The National Congress of the Canaries (Congreso Nacional de las Canarias; CNC) is a separatist political party in the Canary Islands, Spain.

==Ideology and goals==
CNC supports independence for the Canary Islands. The CNC was founded in 1986 by Antonio Cubillo, former general secretary of MPAIAC, after Cubillo returned from Algiers, where he lived. The CNC's symbol consists of Berber letter "Z", reflecting Antonio Cubillo's policy of "reverting to Berber roots." However, as the polls show, few Canarians support the history of violent actions of Antonio Cubillo's movement.

==History==
The CNC achieved representation in a municipal council of the Canary Islands only once, in the 1987 elections. It won 819 votes (6.47%) in the municipality of Arrecife (Lanzarote) and won one seat. In 1991, the CNC made a coalition with FREPIC-AWAÑAK under the name "Coalición Canarias por la Independencia". However, the CNC obtained fewer votes than when it had gone to the elections on its own. Presently it does not take part in the electoral process of the Canary Islands and it shows few signs of political activity.

The youth wing of the National Congress of the Canaries became the group that is today known as Azarug. In 1992 Azarug split from the CNC party and initiated its own course. Finally in January 2009 the National Congress of the Canaries formed a new youth section under the name Juventudes del Congreso Nacional de Canarias (JCNC).

Document layout detection data:
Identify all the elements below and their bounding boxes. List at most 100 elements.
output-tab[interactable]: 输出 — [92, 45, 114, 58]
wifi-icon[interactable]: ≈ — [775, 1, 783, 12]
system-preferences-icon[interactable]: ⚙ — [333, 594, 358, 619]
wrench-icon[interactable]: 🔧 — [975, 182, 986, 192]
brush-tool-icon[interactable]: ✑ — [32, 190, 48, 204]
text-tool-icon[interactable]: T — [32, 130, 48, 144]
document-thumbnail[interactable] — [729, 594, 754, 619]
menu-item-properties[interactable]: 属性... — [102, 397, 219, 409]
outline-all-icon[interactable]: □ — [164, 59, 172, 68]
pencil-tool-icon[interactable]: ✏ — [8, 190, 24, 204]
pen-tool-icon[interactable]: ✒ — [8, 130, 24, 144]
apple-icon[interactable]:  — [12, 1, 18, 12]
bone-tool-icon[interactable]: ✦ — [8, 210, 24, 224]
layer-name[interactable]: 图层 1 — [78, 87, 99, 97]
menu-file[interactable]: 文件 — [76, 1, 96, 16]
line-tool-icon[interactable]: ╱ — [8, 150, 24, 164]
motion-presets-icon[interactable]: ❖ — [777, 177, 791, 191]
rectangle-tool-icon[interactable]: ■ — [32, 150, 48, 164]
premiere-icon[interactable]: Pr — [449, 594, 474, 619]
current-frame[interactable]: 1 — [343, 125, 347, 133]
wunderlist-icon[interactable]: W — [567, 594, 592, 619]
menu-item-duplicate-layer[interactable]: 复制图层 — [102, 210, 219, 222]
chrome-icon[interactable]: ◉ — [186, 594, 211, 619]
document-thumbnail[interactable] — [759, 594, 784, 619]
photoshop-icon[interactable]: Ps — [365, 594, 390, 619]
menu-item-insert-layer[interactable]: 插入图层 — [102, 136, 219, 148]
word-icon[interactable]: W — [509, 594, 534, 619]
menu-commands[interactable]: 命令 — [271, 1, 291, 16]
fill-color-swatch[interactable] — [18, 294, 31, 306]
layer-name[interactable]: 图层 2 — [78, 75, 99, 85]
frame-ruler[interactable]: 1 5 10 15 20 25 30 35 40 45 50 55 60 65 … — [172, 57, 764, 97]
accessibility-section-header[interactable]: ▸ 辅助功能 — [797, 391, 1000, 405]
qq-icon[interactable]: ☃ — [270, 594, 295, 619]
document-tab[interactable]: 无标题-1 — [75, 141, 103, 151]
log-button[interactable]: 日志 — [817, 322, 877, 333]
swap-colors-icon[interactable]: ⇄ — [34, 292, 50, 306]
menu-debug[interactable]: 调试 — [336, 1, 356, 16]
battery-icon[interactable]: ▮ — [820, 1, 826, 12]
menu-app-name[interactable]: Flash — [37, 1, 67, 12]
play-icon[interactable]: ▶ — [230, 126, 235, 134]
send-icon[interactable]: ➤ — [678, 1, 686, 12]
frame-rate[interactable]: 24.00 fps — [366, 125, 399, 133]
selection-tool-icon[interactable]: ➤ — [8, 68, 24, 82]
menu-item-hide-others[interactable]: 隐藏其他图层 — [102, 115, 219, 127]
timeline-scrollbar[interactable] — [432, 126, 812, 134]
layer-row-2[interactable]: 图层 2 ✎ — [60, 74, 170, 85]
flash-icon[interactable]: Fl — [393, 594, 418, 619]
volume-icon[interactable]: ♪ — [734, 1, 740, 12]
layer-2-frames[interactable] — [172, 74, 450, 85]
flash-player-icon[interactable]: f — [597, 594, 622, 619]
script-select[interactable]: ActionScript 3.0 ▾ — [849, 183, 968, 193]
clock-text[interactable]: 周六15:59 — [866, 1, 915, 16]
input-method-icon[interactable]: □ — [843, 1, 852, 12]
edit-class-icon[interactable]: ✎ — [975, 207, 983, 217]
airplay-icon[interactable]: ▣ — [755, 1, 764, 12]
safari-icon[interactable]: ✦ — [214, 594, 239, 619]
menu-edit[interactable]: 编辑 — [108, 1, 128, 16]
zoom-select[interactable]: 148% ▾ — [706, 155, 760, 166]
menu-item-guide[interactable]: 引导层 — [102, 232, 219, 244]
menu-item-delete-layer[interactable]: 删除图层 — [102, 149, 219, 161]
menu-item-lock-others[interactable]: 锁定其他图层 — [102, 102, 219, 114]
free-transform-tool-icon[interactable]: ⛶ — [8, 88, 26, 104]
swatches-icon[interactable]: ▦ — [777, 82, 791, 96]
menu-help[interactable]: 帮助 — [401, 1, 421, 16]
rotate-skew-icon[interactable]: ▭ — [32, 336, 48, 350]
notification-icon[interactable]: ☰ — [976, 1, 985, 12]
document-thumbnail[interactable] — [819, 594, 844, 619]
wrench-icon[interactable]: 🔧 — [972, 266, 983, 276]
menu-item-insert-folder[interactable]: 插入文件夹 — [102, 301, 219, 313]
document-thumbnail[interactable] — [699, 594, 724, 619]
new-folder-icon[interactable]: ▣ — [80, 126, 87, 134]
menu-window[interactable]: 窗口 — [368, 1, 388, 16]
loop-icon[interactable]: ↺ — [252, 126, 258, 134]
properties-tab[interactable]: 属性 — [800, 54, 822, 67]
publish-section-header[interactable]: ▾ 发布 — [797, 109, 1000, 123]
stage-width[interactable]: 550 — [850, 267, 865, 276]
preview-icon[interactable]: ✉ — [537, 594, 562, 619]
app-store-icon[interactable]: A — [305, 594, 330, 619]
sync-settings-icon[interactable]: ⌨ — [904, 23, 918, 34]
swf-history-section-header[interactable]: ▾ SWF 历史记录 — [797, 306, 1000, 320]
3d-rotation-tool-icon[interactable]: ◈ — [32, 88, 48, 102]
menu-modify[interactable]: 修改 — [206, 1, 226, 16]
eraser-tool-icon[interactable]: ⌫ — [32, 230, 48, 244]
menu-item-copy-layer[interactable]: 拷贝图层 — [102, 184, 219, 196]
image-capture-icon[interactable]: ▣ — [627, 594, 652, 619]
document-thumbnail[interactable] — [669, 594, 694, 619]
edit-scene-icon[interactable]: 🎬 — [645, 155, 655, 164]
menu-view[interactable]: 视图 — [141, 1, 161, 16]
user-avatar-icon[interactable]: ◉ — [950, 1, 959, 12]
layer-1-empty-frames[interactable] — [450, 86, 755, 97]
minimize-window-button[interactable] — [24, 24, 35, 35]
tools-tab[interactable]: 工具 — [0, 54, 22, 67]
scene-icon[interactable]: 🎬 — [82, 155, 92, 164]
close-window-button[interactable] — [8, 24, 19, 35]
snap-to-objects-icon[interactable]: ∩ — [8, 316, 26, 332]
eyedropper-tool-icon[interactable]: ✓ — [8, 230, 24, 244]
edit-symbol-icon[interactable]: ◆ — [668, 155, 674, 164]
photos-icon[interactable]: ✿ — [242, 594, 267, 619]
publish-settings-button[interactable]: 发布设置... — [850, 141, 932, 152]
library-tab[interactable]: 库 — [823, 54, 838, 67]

# [Prompt 1]
According to the text on the National Congress of the Canaries, in what year was the CNC founded?
# [Prompt 2]
Rewrite the passage from the text on the National Congress of the Canaries that begins with "The youth wing" and ends with "de Canarias (JCNC).", replacing "youth section" with "youth branch".
The data were taken from a separate source.

# [Response 1]
1986

# [Response 2]
The youth wing of the National Congress of the Canaries became the group that is today known as Azarug. In 1992 Azarug split from the CNC party and initiated its own course. Finally in January 2009 the National Congress of the Canaries formed a new youth branch under the name Juventudes del Congreso Nacional de Canarias (JCNC).